WORK TO DO
Scan the entries below for the word "权力观扭曲". Copy each line that has it.

___ GIVEN RECORDS

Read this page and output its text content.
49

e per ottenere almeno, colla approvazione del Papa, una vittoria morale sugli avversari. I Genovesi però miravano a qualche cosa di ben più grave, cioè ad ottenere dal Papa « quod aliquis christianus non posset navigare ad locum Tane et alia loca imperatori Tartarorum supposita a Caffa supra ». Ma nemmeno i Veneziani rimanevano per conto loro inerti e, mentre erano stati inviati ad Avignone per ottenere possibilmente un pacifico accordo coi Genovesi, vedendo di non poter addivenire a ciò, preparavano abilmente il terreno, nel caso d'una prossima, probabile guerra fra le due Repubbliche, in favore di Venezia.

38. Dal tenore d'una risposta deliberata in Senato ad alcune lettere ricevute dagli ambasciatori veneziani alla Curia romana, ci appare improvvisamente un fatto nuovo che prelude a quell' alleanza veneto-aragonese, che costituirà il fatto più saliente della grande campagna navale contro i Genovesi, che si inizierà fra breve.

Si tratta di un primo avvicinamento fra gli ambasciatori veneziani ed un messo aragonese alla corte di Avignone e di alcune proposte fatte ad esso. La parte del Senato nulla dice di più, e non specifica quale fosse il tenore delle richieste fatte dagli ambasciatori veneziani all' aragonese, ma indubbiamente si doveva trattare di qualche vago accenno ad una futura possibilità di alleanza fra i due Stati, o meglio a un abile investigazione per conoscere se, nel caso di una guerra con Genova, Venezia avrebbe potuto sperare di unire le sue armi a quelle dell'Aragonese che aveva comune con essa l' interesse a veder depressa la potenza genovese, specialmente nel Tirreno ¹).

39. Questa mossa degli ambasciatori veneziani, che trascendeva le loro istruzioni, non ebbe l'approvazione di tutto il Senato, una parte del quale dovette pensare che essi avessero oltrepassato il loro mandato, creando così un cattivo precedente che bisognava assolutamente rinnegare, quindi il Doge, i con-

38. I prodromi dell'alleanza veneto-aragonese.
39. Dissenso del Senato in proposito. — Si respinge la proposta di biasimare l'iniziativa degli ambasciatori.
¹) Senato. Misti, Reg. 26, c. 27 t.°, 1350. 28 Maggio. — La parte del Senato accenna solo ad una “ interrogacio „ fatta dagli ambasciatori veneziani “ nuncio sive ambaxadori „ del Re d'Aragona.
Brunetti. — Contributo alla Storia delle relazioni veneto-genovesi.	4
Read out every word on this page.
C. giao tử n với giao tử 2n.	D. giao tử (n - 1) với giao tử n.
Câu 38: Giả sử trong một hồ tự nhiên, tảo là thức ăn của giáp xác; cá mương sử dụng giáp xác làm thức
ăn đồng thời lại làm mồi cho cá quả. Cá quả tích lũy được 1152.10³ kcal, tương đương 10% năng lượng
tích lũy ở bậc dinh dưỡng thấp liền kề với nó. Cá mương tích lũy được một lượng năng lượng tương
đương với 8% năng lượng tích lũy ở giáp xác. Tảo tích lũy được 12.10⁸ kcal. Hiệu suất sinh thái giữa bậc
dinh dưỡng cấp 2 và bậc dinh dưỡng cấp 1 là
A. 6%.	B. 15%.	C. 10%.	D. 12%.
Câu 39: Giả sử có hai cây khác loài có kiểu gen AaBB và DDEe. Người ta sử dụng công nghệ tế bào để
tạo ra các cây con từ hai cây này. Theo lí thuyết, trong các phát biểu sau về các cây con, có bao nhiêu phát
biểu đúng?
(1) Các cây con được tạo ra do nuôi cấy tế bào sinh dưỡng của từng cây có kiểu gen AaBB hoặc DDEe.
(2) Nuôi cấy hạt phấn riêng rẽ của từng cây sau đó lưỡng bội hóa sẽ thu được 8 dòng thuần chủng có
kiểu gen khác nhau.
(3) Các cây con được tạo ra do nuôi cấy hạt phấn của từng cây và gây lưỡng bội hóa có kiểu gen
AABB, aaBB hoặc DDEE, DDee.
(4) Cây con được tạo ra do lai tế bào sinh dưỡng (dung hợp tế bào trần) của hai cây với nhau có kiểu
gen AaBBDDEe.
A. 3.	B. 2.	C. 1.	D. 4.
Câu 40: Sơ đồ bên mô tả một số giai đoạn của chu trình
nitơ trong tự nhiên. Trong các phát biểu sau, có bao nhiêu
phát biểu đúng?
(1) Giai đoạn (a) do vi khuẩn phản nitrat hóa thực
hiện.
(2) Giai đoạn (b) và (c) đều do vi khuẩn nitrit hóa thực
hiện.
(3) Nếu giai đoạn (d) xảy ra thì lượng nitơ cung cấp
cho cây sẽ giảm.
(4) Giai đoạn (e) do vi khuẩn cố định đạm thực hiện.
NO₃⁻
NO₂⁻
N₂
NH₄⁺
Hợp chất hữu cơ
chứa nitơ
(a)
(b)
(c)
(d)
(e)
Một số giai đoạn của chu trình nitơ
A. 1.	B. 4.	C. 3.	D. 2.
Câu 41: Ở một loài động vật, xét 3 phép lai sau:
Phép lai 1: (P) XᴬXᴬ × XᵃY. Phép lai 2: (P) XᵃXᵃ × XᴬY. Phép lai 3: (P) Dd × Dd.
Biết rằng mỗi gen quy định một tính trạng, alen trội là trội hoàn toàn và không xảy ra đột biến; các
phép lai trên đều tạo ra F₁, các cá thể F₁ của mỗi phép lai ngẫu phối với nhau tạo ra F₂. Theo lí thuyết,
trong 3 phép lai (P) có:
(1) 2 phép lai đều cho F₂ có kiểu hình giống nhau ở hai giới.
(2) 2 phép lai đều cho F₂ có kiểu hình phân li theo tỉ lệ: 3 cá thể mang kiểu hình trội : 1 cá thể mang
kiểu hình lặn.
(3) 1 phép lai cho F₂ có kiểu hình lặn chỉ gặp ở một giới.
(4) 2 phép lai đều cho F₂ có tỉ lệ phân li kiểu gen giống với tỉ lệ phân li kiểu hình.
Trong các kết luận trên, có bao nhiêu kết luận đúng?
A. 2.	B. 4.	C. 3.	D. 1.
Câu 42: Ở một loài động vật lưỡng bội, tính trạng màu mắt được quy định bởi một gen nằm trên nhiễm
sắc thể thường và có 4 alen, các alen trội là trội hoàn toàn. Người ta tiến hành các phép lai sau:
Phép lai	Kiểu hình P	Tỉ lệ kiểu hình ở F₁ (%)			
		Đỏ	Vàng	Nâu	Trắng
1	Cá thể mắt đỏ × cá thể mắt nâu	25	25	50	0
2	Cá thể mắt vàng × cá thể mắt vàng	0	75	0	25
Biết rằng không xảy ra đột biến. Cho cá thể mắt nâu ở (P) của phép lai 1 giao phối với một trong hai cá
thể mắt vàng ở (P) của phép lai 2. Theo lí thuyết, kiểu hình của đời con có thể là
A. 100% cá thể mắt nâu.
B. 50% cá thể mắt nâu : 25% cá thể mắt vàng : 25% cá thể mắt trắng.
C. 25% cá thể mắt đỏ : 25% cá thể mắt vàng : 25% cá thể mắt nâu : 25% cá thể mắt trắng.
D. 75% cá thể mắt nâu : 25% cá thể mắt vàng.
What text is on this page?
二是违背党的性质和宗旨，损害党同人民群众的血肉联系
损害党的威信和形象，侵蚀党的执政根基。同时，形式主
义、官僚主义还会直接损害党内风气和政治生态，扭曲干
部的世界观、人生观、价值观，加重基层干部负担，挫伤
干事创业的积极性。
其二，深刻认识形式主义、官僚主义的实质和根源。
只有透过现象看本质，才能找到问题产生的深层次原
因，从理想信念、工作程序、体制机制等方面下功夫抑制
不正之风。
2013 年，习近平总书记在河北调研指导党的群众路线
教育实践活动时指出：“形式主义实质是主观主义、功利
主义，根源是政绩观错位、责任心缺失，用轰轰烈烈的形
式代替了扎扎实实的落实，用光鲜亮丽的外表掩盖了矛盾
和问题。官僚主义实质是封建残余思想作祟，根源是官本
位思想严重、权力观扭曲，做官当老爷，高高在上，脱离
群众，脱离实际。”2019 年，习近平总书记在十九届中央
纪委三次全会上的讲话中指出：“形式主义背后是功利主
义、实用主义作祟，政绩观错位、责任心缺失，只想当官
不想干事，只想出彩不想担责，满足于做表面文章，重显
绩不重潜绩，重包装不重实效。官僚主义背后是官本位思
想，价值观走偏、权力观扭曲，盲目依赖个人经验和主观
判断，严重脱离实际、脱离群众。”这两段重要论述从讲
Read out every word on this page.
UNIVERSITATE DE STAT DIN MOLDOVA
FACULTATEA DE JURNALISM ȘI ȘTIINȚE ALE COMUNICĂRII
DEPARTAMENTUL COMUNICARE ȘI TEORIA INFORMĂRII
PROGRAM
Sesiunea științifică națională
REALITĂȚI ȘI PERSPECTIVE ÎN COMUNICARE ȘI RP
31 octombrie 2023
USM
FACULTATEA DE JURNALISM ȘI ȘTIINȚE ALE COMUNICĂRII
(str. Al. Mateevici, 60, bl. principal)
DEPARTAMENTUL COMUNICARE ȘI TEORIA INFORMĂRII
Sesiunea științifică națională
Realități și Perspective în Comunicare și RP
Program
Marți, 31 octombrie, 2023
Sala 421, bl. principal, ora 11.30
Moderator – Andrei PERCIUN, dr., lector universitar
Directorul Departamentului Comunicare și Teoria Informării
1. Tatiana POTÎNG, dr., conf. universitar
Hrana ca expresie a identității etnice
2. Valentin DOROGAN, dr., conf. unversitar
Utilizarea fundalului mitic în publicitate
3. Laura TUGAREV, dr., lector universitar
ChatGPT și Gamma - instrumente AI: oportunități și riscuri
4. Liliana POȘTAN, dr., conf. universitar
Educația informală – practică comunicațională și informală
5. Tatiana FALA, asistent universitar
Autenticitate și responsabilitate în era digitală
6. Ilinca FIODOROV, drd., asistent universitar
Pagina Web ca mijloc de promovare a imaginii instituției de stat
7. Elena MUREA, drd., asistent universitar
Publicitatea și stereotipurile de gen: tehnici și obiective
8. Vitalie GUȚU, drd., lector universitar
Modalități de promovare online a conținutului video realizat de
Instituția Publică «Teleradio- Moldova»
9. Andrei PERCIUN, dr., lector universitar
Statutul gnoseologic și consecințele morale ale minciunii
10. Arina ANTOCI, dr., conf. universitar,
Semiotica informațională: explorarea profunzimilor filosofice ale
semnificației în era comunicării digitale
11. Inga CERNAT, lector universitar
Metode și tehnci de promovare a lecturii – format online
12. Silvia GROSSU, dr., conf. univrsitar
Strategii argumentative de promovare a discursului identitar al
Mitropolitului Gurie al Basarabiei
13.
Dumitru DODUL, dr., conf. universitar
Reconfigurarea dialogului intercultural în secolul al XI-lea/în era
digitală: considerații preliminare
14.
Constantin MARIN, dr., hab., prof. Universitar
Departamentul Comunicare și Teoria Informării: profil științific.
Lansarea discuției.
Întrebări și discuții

______

CORRECT RESPONSE
位思想严重、权力观扭曲，做官当老爷，高高在上，脱离
想，价值观走偏、权力观扭曲，盲目依赖个人经验和主观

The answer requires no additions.